◆ **TASK DETAILS**: Read the lines below. Copy out any that hold the string "Practical".

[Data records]
---------------
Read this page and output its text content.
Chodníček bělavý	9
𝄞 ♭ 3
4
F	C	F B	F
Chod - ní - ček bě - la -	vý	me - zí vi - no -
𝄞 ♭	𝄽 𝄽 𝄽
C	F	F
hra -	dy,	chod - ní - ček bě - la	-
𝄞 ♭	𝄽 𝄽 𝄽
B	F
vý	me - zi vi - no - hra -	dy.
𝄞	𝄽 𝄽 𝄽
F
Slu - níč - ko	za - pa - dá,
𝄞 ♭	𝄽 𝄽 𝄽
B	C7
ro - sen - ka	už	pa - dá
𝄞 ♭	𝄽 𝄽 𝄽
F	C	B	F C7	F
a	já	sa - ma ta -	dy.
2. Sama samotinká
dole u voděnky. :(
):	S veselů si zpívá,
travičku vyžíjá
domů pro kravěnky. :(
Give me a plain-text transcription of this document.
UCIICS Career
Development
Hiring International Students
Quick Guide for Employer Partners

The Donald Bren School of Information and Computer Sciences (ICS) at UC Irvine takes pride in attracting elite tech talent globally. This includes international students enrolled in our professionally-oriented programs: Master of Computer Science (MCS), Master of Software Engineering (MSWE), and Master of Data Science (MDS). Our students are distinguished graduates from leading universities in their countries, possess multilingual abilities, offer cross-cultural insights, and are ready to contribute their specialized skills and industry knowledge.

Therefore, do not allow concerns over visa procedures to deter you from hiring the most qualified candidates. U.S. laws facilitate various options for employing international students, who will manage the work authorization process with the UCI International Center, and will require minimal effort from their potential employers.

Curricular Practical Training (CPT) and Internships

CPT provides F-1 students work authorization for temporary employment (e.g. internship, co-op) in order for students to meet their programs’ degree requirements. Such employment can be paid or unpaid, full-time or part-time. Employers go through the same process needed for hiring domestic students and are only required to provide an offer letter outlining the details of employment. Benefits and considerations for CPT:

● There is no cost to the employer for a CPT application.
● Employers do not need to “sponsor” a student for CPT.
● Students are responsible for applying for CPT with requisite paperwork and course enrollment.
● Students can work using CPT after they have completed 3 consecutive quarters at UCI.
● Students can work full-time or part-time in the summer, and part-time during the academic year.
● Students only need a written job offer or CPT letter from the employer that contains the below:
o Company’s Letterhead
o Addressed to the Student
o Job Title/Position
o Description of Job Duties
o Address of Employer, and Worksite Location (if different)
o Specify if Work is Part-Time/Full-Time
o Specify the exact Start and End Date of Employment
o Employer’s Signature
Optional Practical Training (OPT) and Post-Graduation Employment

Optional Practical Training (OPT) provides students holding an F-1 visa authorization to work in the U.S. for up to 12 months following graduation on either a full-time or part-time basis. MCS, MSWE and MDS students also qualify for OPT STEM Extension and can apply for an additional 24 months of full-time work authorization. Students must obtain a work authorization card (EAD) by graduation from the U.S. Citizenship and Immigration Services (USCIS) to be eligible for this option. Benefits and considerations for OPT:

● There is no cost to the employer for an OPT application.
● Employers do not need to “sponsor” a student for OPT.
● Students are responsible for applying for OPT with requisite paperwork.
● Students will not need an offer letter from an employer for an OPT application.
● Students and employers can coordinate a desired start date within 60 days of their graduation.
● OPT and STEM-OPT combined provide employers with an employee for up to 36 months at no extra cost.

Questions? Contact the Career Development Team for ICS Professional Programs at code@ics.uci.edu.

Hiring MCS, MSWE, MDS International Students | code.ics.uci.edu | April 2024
---------------
◆ **ANSWER IN FULL**:
Curricular Practical Training (CPT) and Internships
Optional Practical Training (OPT) and Post-Graduation Employment
Optional Practical Training (OPT) provides students holding an F-1 visa authorization to work in the U.S. for up to 12 months following graduation on either a full-time or part-time basis. MCS, MSWE and MDS students also qualify for OPT STEM Extension and can apply for an additional 24 months of full-time work authorization. Students must obtain a work authorization card (EAD) by graduation from the U.S. Citizenship and Immigration Services (USCIS) to be eligible for this option. Benefits and considerations for OPT:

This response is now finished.